= THE PROBLEM =
Reading down the listing below, count the lines where the word "Copy" shows up, then give only that count.

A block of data

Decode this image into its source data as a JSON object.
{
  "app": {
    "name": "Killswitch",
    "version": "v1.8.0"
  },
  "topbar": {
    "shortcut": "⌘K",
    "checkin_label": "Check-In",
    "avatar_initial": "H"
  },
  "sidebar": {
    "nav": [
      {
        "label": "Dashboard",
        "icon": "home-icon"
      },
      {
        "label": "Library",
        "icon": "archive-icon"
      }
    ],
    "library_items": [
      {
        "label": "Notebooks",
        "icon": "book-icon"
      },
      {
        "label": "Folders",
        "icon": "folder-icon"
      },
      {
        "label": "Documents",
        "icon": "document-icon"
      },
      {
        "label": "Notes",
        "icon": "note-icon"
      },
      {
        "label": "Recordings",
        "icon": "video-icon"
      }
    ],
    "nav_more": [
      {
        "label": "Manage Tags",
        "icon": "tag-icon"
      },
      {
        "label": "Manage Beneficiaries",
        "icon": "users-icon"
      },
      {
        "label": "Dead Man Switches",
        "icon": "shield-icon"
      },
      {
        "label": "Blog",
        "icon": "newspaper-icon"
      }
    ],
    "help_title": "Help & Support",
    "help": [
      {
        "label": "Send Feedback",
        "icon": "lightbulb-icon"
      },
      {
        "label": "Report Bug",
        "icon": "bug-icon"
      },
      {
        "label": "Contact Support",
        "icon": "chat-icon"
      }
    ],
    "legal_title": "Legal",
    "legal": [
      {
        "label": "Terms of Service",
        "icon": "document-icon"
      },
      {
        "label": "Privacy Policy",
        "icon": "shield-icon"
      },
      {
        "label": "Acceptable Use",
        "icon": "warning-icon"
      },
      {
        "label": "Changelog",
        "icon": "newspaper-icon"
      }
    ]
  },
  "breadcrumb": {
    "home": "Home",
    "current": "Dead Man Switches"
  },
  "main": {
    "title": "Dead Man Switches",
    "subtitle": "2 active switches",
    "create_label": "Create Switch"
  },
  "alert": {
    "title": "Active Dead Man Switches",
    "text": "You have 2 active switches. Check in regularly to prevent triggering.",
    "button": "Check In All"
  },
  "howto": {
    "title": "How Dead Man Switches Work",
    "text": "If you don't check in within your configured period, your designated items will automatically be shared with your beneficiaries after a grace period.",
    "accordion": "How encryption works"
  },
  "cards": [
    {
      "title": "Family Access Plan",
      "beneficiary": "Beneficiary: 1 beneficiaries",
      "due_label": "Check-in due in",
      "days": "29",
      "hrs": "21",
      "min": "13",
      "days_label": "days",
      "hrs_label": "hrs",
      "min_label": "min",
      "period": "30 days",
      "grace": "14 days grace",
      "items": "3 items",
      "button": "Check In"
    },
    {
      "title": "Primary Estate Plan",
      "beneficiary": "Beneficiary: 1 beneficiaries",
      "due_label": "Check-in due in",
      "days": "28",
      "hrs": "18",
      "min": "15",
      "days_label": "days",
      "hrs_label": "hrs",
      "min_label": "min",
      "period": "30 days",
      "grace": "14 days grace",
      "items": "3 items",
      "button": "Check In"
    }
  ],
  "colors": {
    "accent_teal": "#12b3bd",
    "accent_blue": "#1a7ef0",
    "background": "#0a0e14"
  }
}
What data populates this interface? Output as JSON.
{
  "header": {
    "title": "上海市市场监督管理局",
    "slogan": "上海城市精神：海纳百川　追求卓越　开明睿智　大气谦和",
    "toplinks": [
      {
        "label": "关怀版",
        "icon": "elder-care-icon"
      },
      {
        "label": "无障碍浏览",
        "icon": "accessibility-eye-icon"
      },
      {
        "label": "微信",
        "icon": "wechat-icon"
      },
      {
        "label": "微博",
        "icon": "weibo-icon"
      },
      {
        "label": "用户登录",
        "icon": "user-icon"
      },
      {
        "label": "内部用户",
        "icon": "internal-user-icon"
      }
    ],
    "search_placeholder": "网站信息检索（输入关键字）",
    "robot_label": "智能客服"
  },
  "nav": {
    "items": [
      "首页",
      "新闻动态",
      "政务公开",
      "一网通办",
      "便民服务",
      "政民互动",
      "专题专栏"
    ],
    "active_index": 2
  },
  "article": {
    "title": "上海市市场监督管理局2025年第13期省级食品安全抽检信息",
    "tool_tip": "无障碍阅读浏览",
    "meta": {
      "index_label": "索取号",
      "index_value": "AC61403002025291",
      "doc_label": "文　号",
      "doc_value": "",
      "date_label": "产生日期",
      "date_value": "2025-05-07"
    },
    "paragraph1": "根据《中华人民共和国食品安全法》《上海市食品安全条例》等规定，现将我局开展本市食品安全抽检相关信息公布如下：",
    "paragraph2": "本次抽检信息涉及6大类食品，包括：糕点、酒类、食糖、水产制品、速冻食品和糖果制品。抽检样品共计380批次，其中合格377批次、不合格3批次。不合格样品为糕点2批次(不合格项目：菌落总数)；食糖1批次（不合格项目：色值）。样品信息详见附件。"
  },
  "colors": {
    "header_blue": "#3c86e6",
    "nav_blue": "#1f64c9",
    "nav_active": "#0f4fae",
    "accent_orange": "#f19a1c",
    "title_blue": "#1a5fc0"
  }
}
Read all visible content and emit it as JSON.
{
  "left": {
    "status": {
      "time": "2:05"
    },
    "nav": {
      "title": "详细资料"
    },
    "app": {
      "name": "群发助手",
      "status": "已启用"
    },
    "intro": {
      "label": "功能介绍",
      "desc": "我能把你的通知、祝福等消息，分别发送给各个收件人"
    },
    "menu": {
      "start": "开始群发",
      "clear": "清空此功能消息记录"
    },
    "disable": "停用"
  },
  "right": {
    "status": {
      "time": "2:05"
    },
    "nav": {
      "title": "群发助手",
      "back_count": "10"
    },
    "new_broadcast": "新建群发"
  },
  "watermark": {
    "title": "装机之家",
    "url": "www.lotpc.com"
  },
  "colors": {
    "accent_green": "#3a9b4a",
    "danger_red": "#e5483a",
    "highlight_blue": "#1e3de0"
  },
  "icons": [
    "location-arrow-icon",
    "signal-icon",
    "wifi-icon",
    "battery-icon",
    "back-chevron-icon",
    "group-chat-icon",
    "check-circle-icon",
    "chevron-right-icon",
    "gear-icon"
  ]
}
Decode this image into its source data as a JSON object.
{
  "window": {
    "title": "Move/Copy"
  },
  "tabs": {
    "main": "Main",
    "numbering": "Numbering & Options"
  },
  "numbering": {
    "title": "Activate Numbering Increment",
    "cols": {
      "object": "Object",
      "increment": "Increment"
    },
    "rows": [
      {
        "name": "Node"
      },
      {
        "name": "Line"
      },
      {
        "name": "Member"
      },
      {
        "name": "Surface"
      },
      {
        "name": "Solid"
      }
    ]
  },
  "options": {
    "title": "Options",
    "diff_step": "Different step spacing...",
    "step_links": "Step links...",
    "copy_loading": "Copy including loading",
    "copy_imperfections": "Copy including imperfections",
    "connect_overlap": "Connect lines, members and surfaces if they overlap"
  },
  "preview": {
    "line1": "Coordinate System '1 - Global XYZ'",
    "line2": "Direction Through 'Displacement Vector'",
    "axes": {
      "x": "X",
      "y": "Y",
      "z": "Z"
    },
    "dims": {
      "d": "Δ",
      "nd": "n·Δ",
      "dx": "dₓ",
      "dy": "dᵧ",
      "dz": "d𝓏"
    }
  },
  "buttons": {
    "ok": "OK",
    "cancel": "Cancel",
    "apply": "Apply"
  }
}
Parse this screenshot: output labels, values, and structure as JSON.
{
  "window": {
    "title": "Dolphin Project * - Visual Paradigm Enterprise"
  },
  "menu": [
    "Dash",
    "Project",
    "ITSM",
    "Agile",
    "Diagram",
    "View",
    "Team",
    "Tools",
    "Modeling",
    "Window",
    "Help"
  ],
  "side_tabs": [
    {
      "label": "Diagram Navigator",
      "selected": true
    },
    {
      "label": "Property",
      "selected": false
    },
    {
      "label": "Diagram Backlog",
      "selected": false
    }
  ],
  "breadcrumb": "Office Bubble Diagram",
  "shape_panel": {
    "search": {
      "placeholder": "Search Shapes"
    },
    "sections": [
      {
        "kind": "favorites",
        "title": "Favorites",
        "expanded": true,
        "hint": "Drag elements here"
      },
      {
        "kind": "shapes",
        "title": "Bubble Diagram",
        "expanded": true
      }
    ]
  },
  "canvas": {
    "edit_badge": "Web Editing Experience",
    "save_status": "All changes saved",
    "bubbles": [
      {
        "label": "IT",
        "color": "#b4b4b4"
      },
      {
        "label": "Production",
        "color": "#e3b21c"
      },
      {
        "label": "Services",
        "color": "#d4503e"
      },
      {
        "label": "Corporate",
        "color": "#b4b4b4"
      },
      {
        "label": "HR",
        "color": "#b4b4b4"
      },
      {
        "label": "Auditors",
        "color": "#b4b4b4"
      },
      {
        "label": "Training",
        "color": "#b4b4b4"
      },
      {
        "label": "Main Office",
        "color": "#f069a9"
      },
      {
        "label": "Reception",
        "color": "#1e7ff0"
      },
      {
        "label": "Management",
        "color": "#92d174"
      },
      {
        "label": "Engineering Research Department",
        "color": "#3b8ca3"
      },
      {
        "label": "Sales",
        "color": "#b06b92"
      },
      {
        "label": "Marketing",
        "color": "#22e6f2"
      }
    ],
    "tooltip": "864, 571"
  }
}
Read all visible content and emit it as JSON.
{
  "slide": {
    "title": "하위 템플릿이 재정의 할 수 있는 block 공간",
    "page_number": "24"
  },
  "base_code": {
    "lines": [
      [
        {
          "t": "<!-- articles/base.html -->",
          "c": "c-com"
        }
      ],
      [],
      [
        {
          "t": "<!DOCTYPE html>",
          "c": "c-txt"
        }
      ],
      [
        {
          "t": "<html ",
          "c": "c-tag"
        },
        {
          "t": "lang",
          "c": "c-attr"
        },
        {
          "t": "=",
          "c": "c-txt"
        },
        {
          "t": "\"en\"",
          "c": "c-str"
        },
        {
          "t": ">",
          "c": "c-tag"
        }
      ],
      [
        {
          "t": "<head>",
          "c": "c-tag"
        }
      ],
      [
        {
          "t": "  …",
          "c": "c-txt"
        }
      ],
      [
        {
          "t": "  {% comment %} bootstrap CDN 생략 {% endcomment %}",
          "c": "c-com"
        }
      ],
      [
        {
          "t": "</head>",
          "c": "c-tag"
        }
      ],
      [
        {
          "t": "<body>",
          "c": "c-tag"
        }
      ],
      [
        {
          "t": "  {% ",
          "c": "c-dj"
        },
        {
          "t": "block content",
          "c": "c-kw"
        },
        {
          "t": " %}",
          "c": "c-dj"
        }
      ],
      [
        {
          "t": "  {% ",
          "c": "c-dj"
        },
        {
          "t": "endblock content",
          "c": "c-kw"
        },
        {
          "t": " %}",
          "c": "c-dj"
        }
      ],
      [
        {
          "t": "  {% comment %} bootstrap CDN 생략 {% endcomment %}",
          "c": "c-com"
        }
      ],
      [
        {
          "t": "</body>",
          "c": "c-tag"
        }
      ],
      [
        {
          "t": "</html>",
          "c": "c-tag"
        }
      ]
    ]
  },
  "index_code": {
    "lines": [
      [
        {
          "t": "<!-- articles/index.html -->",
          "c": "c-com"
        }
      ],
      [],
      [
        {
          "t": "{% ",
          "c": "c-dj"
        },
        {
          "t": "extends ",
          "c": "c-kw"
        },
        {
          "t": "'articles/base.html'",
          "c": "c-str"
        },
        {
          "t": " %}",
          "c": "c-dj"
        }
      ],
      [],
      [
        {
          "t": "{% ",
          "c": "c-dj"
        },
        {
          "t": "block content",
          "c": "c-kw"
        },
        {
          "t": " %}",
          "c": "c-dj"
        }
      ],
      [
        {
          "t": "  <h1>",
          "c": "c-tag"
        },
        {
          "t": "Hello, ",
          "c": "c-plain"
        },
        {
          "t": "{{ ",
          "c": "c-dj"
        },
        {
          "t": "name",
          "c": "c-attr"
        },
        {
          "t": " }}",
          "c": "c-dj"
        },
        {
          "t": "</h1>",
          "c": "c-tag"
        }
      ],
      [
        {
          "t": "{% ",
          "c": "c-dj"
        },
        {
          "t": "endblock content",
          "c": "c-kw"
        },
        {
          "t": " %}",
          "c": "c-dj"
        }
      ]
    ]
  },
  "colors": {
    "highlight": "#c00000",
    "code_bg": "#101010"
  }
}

= SOLVED PROBLEM =
3